OBJECTIVE: Find the lines holding "storybook" and copy them.

** Start ENTRIES SHOWN **

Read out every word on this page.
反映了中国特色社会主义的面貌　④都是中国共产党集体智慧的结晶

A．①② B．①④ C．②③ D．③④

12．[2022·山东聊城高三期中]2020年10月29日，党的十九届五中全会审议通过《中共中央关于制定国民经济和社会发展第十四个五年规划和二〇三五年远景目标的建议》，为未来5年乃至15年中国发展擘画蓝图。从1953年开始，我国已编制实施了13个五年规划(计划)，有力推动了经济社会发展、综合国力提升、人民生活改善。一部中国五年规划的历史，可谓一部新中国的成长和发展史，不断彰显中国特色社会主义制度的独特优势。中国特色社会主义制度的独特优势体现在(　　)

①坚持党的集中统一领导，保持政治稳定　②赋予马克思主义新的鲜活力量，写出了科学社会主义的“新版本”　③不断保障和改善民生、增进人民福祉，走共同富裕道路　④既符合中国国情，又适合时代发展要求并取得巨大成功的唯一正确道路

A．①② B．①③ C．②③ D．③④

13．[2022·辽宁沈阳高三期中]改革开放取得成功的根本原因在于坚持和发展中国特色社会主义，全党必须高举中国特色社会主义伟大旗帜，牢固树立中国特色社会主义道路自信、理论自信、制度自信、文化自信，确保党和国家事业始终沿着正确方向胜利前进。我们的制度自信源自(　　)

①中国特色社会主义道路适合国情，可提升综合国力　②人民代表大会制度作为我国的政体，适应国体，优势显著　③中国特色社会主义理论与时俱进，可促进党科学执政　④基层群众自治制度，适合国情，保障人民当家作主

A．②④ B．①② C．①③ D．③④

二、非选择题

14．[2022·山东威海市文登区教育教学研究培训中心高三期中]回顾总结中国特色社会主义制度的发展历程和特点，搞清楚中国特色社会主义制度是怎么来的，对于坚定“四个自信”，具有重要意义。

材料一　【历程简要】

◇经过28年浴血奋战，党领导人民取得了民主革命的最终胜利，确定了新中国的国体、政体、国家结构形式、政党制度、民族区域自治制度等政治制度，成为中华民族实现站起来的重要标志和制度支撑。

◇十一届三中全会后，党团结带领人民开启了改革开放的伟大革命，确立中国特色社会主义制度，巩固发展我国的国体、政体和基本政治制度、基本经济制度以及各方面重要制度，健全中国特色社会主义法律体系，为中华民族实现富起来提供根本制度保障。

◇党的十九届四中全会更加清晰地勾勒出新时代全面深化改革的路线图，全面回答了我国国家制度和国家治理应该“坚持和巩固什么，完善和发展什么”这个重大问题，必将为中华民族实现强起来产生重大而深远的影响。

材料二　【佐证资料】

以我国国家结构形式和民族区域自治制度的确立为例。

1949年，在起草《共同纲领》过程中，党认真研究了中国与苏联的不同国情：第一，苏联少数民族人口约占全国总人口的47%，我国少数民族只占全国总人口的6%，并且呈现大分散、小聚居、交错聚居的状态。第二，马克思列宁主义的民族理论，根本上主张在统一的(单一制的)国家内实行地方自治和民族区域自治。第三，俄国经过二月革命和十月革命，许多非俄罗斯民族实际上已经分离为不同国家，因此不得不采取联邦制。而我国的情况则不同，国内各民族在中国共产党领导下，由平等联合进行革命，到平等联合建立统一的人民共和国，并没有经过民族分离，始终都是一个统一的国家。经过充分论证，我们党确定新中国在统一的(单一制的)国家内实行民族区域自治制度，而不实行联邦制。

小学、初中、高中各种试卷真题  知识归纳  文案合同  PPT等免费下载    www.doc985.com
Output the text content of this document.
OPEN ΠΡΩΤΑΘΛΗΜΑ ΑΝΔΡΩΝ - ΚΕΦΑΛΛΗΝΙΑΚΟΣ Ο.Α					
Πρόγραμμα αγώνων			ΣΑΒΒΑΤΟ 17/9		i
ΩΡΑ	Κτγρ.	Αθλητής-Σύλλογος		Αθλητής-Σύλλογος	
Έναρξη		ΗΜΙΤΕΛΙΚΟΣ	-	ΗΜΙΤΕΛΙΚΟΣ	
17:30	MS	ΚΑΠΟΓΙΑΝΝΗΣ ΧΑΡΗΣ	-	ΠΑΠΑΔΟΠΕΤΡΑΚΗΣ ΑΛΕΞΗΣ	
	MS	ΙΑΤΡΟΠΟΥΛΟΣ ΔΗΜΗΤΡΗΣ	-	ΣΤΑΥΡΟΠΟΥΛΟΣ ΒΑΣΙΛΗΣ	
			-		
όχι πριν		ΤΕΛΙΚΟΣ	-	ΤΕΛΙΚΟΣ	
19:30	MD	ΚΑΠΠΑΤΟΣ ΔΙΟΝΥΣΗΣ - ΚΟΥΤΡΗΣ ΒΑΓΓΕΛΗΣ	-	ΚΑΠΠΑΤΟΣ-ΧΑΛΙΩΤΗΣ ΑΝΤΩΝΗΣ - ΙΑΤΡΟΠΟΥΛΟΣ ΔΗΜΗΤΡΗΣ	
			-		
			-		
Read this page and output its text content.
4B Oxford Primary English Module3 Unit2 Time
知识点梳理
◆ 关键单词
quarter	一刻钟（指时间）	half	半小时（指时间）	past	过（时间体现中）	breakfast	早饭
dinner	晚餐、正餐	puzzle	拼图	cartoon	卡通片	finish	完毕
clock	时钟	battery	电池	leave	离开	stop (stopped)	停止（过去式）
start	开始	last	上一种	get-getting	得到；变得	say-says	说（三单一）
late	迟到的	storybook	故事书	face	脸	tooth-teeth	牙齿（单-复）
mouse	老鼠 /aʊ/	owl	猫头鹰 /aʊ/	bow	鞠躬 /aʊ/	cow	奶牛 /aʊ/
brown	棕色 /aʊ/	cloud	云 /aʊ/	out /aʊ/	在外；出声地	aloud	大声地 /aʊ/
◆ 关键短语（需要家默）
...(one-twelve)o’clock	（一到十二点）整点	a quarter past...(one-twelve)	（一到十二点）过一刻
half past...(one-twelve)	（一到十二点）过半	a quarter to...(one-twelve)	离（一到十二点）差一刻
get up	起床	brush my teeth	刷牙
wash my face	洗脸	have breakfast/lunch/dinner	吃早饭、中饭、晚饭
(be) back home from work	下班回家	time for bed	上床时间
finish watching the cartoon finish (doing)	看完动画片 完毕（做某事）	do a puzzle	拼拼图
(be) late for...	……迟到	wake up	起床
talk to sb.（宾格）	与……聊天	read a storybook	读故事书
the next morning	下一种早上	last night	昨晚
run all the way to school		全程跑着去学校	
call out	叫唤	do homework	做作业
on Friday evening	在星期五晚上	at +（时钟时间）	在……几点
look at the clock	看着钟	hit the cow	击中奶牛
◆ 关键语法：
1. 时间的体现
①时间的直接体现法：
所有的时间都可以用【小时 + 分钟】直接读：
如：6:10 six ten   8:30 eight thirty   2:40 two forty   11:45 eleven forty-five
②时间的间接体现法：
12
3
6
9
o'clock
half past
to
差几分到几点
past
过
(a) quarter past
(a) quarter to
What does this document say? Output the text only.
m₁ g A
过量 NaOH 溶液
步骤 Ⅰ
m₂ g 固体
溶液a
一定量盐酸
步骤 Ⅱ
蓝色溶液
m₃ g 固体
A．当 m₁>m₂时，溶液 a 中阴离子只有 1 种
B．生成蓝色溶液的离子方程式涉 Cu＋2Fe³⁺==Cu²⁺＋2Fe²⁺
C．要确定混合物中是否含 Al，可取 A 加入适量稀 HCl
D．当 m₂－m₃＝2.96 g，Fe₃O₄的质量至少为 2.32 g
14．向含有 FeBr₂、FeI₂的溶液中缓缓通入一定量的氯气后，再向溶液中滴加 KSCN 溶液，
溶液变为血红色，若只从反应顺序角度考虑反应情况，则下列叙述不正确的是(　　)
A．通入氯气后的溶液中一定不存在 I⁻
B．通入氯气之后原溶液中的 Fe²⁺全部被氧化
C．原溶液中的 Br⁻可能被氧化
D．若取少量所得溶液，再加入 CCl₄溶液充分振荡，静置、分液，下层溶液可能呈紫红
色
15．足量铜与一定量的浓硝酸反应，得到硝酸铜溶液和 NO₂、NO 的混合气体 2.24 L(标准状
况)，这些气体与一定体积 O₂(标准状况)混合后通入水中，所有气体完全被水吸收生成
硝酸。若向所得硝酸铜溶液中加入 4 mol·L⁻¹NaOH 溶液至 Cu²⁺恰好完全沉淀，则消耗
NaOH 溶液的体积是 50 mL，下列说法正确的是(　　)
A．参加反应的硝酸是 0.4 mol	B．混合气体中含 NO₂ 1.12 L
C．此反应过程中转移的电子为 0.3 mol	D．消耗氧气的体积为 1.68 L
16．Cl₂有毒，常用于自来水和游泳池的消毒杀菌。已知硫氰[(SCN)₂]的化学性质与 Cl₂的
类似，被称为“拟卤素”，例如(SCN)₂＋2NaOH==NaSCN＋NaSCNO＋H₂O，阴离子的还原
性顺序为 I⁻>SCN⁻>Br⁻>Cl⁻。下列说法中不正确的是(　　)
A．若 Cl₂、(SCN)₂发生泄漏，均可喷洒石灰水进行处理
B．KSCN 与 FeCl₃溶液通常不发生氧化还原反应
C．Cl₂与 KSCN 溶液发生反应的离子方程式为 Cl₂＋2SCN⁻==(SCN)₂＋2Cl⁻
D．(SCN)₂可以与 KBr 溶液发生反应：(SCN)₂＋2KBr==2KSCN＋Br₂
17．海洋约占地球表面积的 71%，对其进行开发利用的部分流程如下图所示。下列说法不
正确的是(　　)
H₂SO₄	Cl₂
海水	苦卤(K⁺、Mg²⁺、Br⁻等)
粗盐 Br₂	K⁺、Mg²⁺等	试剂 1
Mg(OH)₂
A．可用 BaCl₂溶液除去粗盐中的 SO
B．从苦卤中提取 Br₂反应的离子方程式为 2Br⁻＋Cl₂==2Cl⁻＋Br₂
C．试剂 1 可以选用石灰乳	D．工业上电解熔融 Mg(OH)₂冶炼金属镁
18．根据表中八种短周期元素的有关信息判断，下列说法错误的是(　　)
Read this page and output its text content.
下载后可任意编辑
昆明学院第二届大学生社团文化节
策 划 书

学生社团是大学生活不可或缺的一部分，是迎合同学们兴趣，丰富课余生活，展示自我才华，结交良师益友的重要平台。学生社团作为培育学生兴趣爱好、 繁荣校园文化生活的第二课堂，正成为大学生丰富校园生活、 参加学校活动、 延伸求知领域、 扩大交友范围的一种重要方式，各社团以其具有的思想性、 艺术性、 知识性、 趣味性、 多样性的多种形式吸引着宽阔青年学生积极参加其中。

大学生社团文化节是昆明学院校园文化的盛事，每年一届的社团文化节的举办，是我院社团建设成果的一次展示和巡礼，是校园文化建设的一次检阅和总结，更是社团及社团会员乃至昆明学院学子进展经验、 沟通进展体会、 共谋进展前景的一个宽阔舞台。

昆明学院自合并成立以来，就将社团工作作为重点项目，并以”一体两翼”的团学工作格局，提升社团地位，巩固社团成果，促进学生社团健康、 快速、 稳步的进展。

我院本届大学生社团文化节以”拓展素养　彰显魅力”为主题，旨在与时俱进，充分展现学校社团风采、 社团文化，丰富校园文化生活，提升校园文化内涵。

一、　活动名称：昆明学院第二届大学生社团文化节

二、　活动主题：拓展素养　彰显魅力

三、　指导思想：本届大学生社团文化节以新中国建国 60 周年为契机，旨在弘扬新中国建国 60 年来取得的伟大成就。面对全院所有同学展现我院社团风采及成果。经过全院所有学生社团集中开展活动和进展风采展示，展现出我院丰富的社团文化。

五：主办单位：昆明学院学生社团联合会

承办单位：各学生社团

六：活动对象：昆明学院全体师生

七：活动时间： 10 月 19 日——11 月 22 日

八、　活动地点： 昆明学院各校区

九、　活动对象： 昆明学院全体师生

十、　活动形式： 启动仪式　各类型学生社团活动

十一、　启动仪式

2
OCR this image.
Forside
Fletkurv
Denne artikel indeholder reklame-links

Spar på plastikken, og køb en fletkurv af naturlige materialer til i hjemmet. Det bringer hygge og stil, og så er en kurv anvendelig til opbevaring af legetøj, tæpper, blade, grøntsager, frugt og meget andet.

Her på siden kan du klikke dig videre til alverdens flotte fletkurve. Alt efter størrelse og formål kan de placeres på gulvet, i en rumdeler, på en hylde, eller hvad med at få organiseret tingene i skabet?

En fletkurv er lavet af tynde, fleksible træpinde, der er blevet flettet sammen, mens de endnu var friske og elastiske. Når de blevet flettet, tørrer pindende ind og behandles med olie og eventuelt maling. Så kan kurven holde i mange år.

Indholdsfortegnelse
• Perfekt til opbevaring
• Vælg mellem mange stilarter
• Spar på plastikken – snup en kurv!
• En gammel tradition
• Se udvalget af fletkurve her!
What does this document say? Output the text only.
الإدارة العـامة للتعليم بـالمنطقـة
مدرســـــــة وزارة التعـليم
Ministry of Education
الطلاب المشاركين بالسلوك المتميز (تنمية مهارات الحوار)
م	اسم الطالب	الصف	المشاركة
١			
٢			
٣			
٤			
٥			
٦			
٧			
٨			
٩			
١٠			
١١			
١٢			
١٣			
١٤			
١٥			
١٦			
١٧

** End ENTRIES SHOWN **

TASK SOLUTION:
late	迟到的	storybook	故事书	face	脸	tooth-teeth	牙齿（单-复）
talk to sb.（宾格）	与……聊天	read a storybook	读故事书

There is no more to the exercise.